» **SHORT PROBLEM**
Reproduce the items verbatim, from the first line up to and including the line with "bar [576, 222, 579, 271]".

» **AVAILABLE DATA**

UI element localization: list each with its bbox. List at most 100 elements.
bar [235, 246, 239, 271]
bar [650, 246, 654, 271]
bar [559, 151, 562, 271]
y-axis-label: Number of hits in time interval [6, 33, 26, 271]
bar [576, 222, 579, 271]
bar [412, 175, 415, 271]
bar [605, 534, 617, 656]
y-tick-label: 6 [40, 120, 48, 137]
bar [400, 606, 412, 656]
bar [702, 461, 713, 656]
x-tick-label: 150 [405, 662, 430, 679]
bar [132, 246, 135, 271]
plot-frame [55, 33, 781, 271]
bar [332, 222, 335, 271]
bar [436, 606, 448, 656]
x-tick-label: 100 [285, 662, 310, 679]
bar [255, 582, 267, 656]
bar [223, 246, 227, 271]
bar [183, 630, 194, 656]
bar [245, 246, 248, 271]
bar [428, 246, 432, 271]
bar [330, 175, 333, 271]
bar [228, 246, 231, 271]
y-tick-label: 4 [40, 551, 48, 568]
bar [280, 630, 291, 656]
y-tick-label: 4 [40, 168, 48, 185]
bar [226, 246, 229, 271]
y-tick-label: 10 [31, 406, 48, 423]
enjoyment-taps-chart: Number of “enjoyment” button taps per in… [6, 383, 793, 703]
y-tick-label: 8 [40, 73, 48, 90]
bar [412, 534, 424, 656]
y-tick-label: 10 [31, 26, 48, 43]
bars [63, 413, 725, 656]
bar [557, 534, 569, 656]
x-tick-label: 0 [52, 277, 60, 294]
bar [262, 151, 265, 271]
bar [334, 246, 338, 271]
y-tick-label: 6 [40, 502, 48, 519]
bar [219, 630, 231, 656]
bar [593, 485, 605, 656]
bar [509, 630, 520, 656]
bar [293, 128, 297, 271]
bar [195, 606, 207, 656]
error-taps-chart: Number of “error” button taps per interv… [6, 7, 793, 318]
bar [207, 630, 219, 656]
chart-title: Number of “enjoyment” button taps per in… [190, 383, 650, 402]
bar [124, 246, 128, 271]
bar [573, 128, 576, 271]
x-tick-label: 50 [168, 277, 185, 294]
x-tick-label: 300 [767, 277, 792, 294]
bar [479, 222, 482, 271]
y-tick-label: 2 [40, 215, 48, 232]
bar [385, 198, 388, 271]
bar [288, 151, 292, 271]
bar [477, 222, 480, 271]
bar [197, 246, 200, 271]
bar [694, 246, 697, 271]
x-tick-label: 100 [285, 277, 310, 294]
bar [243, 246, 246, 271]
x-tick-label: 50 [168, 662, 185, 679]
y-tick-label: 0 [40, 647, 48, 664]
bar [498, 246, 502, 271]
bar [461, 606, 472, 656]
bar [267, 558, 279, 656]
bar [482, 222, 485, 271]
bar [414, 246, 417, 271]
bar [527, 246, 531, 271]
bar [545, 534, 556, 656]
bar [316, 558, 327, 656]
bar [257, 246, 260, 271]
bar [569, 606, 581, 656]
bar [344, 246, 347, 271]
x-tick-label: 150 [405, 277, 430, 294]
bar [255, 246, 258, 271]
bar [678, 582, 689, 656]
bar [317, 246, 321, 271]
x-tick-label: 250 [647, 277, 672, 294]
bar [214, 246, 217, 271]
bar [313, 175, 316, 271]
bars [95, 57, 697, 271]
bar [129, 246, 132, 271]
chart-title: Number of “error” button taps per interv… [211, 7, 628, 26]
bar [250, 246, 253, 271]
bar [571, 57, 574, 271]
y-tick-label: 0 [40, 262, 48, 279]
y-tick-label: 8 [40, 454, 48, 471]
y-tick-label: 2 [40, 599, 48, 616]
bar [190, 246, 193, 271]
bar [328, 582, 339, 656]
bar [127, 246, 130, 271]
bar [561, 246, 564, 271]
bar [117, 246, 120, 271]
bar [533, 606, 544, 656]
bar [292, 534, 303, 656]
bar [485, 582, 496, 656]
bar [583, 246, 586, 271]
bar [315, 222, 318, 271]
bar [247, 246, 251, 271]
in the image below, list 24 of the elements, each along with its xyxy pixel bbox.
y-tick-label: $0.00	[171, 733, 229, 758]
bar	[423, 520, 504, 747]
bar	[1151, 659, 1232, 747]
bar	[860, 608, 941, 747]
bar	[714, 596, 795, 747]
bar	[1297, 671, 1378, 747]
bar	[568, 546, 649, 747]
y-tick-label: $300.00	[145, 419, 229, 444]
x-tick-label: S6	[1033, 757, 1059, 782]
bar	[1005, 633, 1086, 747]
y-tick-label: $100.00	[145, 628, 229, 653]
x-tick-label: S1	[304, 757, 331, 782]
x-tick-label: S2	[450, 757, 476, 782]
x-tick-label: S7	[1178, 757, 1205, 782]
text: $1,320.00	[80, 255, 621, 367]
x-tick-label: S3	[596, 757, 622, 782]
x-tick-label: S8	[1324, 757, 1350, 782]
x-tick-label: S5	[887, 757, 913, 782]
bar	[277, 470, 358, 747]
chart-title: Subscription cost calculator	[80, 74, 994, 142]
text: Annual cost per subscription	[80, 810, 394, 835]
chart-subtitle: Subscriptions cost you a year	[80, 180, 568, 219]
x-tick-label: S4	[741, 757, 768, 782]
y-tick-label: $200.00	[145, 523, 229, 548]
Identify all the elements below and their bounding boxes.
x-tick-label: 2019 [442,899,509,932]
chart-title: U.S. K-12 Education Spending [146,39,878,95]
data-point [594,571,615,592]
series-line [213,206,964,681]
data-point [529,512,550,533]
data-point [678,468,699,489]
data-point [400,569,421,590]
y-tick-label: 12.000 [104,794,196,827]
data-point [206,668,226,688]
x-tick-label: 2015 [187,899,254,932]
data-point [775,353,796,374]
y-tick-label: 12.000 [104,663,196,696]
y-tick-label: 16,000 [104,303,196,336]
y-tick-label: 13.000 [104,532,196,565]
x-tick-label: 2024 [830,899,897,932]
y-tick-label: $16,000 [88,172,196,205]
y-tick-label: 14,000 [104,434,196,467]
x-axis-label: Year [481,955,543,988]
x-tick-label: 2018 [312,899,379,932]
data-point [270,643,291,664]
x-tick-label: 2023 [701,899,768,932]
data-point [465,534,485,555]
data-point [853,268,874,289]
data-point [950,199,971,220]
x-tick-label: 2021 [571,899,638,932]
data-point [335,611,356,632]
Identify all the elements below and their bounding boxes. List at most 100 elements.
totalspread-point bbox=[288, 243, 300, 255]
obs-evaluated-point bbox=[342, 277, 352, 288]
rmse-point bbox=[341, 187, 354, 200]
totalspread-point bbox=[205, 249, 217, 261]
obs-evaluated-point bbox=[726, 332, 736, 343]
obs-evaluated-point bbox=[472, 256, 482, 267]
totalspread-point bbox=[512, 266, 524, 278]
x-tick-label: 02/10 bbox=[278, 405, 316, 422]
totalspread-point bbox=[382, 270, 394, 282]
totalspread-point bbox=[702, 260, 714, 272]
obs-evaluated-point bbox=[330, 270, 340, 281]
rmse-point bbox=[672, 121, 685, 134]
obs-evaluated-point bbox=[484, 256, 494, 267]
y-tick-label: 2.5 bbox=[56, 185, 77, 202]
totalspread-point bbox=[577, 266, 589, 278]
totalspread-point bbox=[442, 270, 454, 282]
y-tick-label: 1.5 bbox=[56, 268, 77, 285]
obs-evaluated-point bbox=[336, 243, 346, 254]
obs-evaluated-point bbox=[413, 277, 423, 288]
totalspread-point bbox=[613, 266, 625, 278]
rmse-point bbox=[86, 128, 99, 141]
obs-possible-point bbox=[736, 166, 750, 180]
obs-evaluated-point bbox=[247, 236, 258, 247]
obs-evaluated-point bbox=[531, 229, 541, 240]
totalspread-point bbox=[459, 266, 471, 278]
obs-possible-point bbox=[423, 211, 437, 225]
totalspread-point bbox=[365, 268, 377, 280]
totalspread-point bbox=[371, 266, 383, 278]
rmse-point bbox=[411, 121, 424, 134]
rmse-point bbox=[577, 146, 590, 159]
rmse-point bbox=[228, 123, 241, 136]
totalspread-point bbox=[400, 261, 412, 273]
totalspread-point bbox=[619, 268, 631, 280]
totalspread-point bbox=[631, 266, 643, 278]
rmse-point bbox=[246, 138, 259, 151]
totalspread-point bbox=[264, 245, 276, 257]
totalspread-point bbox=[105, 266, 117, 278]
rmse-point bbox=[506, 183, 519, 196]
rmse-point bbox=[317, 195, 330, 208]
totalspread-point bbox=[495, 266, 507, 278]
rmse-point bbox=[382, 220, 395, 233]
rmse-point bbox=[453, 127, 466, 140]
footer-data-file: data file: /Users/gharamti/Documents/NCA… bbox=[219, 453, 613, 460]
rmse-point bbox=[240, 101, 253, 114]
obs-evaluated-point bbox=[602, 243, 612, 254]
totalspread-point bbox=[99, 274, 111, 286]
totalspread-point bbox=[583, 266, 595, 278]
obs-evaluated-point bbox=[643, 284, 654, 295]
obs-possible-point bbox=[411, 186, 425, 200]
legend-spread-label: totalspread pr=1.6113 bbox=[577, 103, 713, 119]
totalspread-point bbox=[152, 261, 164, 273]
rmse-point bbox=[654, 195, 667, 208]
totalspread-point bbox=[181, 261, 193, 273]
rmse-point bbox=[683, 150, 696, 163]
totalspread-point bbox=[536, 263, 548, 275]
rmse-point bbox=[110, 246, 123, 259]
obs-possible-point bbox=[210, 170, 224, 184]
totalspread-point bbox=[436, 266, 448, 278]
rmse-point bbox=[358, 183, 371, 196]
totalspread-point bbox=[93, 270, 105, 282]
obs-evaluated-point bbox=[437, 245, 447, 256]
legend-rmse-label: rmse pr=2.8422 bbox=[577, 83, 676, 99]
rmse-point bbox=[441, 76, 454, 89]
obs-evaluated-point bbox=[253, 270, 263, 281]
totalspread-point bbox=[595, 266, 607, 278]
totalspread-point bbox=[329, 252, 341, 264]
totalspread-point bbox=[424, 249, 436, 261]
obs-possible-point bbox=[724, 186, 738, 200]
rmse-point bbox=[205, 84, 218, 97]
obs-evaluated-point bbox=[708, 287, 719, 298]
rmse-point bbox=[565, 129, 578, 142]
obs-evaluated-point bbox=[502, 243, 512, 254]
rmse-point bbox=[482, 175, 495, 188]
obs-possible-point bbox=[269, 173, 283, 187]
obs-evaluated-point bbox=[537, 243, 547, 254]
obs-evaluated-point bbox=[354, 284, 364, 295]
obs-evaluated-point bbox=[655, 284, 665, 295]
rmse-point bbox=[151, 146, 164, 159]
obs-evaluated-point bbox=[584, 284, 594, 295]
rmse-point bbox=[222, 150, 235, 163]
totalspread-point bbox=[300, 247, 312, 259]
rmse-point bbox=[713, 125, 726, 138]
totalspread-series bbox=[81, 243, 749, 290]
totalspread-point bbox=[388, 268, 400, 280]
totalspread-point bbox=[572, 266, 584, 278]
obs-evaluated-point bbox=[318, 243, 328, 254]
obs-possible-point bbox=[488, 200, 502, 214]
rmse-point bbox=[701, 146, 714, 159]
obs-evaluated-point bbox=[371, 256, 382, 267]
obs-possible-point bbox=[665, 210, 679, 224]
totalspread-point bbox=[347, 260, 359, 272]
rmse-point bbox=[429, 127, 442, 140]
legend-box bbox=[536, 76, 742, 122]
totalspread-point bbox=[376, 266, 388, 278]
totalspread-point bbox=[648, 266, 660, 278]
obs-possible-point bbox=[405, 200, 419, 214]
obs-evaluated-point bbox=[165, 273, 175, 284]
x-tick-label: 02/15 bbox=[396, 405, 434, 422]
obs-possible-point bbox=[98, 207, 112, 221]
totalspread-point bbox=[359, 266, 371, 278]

» **REPLY**
UI element localization: list each with its bbox. List at most 100 elements.
bar [235, 246, 239, 271]
bar [650, 246, 654, 271]
bar [559, 151, 562, 271]
y-axis-label: Number of hits in time interval [6, 33, 26, 271]
bar [576, 222, 579, 271]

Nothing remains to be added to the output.